## [GIVEN INSTRUCTION]
Only the lines from the one containing "Extract all readable text from this page." through the final line of the material below should be output, exactly as they stand.
***** EXTRACTED DATA
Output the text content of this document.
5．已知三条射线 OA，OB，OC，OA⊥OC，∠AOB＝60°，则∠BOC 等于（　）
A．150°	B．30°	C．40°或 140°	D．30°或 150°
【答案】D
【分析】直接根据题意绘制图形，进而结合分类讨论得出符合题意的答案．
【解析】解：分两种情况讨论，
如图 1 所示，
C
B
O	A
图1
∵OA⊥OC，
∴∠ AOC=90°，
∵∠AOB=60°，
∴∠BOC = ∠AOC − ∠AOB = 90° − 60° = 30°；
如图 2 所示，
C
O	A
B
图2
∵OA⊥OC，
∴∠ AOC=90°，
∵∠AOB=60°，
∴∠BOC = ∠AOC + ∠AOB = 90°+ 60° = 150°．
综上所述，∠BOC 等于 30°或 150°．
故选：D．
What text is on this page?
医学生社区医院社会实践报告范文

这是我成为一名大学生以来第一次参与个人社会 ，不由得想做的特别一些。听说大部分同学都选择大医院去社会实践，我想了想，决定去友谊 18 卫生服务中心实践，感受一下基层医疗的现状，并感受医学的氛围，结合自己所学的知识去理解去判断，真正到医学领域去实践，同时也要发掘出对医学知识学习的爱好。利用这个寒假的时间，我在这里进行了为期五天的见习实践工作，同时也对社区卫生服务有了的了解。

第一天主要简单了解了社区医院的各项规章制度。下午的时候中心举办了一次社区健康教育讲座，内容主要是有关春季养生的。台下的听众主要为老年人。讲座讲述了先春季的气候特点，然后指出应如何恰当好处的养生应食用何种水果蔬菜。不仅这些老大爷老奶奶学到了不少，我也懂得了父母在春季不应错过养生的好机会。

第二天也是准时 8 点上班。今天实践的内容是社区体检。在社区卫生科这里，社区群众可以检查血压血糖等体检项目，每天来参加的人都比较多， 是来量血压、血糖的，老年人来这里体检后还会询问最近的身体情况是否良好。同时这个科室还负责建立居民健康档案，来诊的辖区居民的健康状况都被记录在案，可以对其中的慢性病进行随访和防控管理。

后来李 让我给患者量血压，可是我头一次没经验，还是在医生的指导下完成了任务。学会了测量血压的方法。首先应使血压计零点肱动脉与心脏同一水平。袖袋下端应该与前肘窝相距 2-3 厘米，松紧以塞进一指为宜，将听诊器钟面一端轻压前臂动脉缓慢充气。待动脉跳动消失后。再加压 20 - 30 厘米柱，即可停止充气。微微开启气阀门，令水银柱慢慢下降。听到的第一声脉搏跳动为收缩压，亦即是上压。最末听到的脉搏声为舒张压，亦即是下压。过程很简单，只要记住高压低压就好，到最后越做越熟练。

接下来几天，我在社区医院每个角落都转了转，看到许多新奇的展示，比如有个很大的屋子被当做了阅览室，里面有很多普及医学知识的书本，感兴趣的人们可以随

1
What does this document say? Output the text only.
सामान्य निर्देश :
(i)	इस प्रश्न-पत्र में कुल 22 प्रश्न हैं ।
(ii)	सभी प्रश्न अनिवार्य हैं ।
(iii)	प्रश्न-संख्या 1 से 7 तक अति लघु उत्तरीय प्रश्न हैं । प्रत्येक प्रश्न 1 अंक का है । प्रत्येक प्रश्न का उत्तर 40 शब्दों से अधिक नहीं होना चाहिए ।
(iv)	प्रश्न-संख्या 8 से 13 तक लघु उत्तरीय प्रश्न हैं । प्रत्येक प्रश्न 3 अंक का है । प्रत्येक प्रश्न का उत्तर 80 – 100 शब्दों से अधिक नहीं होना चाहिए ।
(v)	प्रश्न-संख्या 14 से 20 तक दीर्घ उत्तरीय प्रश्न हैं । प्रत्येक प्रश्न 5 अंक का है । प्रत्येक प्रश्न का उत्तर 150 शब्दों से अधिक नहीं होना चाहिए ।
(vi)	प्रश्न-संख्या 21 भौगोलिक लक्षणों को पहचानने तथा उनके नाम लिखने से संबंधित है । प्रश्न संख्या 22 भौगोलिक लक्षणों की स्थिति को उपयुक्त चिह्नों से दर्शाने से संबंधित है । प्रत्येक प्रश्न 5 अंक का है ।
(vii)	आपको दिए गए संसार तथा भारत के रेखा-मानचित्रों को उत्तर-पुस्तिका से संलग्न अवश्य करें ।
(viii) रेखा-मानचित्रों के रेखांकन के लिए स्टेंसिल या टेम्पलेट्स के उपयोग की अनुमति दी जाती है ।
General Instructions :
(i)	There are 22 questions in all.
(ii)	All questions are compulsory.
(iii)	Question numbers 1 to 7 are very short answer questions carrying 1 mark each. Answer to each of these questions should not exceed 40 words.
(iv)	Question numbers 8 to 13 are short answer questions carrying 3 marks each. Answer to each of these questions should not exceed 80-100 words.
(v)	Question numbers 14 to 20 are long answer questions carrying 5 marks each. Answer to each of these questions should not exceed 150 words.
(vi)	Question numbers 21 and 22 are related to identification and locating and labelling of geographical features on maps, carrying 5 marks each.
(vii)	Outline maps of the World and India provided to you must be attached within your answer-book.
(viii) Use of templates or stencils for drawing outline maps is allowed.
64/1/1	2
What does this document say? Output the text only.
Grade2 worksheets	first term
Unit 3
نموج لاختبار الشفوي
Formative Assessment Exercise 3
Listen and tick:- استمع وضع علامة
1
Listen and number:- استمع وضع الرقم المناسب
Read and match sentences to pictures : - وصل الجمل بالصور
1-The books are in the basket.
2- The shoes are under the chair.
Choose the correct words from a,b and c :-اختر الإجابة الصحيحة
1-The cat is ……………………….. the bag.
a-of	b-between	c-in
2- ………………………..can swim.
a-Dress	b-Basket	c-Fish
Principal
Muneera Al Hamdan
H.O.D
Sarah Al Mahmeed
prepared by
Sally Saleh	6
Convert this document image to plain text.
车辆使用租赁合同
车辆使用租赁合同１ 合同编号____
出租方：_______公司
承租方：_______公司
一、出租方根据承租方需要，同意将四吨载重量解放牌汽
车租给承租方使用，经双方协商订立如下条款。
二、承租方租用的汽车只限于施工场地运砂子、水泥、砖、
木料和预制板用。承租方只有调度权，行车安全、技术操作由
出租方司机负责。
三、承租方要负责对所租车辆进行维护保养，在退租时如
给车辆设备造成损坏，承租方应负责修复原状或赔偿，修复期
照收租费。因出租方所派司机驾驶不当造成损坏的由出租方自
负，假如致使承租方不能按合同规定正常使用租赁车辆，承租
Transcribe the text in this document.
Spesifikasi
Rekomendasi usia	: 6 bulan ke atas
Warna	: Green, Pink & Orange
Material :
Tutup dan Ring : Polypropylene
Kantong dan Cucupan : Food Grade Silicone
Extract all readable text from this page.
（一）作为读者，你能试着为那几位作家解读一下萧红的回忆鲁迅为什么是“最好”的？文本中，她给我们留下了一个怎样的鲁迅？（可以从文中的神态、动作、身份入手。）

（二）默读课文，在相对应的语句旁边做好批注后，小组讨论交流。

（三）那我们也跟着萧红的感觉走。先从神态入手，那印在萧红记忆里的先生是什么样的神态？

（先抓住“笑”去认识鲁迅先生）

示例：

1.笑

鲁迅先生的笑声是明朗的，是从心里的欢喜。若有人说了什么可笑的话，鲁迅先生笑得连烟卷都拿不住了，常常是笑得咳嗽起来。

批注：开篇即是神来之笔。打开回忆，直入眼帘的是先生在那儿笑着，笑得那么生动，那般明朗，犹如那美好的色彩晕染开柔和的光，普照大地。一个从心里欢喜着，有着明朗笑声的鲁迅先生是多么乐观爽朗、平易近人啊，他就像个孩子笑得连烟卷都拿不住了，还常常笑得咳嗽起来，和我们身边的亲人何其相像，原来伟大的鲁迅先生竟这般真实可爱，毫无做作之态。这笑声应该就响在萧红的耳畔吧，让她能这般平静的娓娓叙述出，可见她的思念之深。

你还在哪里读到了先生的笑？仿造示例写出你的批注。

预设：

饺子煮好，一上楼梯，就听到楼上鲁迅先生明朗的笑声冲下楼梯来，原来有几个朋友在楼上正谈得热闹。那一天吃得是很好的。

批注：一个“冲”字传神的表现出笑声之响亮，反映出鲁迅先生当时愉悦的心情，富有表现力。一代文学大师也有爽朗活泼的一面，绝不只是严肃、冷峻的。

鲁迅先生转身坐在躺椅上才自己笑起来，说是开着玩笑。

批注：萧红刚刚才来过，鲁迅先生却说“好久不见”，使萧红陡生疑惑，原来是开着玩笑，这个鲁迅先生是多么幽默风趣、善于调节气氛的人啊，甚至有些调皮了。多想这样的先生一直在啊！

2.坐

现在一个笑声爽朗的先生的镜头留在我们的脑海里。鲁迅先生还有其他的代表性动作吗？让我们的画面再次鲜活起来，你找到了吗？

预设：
**********
## [TASK OUTPUT]
Extract all readable text from this page.
（一）作为读者，你能试着为那几位作家解读一下萧红的回忆鲁迅为什么是“最好”的？文本中，她给我们留下了一个怎样的鲁迅？（可以从文中的神态、动作、身份入手。）

（二）默读课文，在相对应的语句旁边做好批注后，小组讨论交流。

（三）那我们也跟着萧红的感觉走。先从神态入手，那印在萧红记忆里的先生是什么样的神态？

（先抓住“笑”去认识鲁迅先生）

示例：

1.笑

鲁迅先生的笑声是明朗的，是从心里的欢喜。若有人说了什么可笑的话，鲁迅先生笑得连烟卷都拿不住了，常常是笑得咳嗽起来。

批注：开篇即是神来之笔。打开回忆，直入眼帘的是先生在那儿笑着，笑得那么生动，那般明朗，犹如那美好的色彩晕染开柔和的光，普照大地。一个从心里欢喜着，有着明朗笑声的鲁迅先生是多么乐观爽朗、平易近人啊，他就像个孩子笑得连烟卷都拿不住了，还常常笑得咳嗽起来，和我们身边的亲人何其相像，原来伟大的鲁迅先生竟这般真实可爱，毫无做作之态。这笑声应该就响在萧红的耳畔吧，让她能这般平静的娓娓叙述出，可见她的思念之深。

你还在哪里读到了先生的笑？仿造示例写出你的批注。

预设：

饺子煮好，一上楼梯，就听到楼上鲁迅先生明朗的笑声冲下楼梯来，原来有几个朋友在楼上正谈得热闹。那一天吃得是很好的。

批注：一个“冲”字传神的表现出笑声之响亮，反映出鲁迅先生当时愉悦的心情，富有表现力。一代文学大师也有爽朗活泼的一面，绝不只是严肃、冷峻的。

鲁迅先生转身坐在躺椅上才自己笑起来，说是开着玩笑。

批注：萧红刚刚才来过，鲁迅先生却说“好久不见”，使萧红陡生疑惑，原来是开着玩笑，这个鲁迅先生是多么幽默风趣、善于调节气氛的人啊，甚至有些调皮了。多想这样的先生一直在啊！

2.坐

现在一个笑声爽朗的先生的镜头留在我们的脑海里。鲁迅先生还有其他的代表性动作吗？让我们的画面再次鲜活起来，你找到了吗？

预设：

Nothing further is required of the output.